Data entries:
-=-=-

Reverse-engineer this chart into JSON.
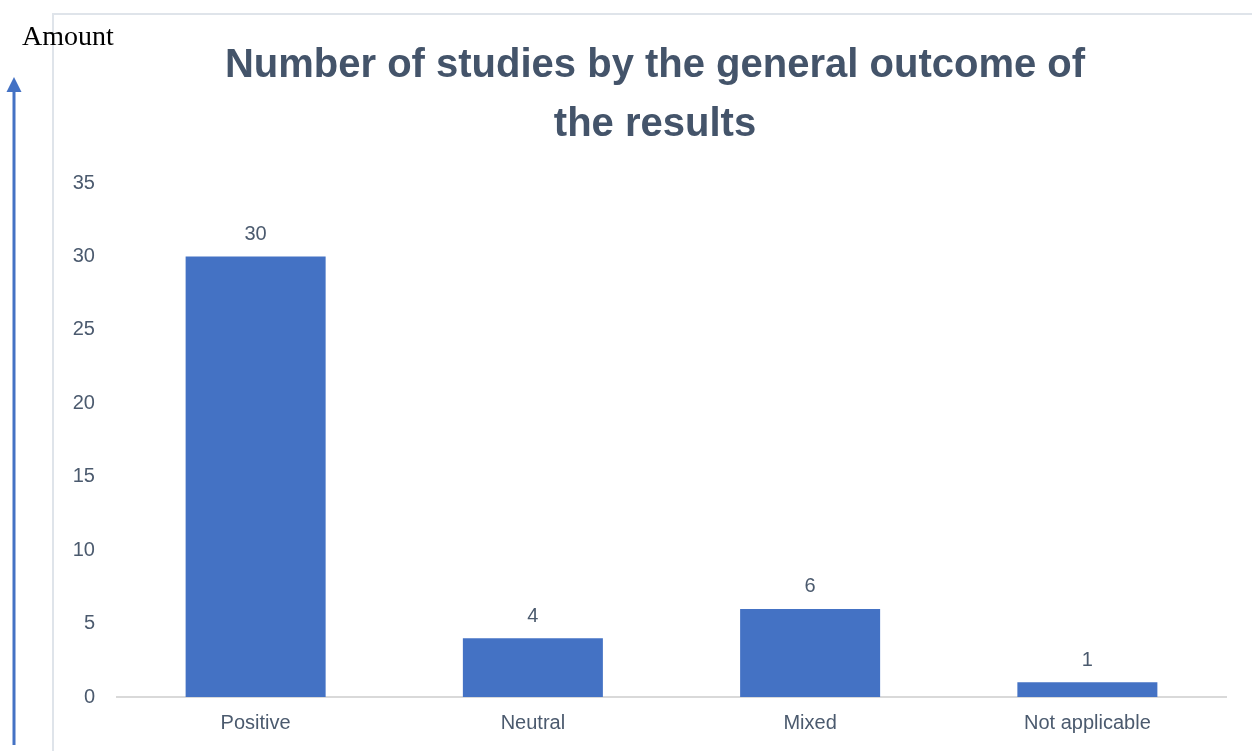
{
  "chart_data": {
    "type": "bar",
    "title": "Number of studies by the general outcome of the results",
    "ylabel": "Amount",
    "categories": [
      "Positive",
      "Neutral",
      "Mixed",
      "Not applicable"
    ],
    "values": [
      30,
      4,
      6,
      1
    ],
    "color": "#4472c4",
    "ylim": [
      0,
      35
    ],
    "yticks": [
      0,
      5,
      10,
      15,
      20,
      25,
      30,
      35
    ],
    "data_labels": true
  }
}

-=-=-

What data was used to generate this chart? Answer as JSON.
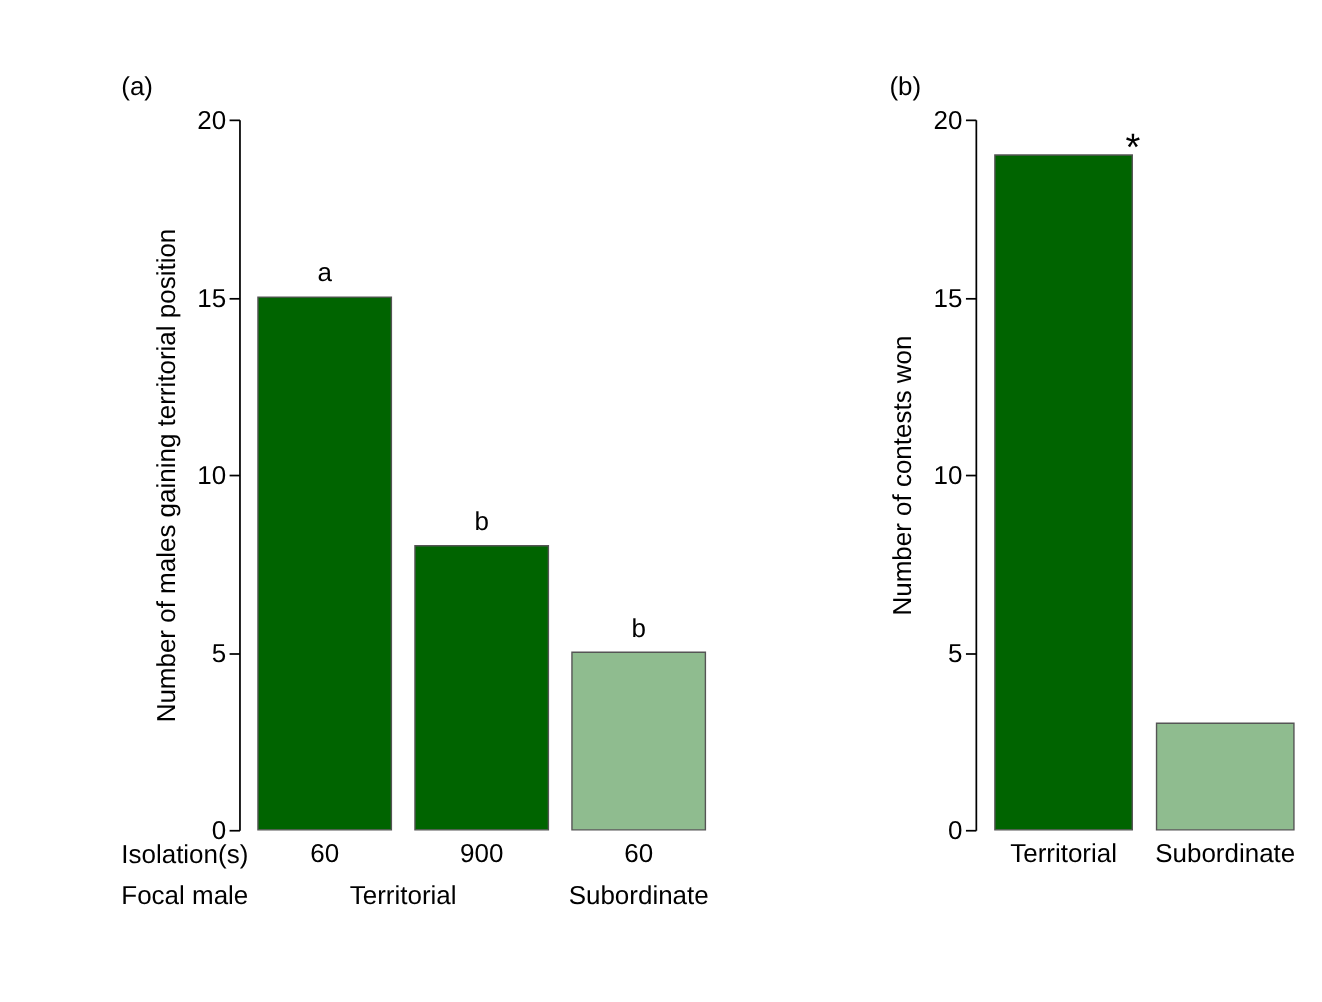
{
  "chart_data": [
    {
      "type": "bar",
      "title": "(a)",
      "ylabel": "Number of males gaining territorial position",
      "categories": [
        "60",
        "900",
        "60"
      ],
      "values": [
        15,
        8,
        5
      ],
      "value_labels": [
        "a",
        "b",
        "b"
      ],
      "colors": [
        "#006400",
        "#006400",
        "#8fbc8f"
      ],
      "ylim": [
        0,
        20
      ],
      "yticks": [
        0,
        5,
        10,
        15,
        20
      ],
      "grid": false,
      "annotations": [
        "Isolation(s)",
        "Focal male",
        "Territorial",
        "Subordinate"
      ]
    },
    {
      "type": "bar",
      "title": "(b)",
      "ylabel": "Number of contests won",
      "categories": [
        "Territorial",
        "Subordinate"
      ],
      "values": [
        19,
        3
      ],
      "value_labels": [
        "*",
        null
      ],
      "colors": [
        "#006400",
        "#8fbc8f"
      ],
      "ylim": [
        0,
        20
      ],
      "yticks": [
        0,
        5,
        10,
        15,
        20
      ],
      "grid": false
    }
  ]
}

-=-=-

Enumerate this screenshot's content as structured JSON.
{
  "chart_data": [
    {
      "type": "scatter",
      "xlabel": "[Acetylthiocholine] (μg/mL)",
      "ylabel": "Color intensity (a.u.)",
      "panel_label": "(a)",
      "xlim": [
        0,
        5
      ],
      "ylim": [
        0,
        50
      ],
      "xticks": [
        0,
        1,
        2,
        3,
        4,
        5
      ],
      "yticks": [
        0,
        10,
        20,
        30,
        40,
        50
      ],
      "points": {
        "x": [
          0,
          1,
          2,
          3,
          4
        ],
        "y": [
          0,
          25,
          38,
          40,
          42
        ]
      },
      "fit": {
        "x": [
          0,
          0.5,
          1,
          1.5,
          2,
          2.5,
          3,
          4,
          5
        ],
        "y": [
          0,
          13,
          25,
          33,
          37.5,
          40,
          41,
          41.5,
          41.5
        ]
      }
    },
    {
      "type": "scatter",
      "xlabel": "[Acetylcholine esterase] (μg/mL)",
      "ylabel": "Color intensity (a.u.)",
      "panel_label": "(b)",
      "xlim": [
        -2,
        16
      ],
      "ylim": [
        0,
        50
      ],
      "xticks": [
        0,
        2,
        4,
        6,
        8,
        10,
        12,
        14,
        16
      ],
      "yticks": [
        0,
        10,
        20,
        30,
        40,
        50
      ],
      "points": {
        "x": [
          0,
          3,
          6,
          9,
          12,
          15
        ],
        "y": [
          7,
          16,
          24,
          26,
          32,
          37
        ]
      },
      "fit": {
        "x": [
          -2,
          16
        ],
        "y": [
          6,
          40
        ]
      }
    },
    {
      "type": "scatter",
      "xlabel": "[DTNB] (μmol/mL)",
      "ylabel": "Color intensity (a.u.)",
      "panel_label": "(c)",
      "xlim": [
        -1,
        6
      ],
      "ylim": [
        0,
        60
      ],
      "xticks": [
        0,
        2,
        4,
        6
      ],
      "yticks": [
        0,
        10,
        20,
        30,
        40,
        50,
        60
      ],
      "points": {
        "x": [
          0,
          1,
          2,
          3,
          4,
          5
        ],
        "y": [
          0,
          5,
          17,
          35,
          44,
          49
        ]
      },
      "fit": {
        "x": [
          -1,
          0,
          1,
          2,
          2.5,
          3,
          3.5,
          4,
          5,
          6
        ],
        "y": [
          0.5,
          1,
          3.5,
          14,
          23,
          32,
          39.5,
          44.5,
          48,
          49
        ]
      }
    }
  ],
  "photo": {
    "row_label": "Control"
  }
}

-=-=-

Problem to work on
Copy out each line of the listing that holds "xlabel".

Solution to the exercise
      "xlabel": "[Acetylthiocholine] (μg/mL)",
      "xlabel": "[Acetylcholine esterase] (μg/mL)",
      "xlabel": "[DTNB] (μmol/mL)",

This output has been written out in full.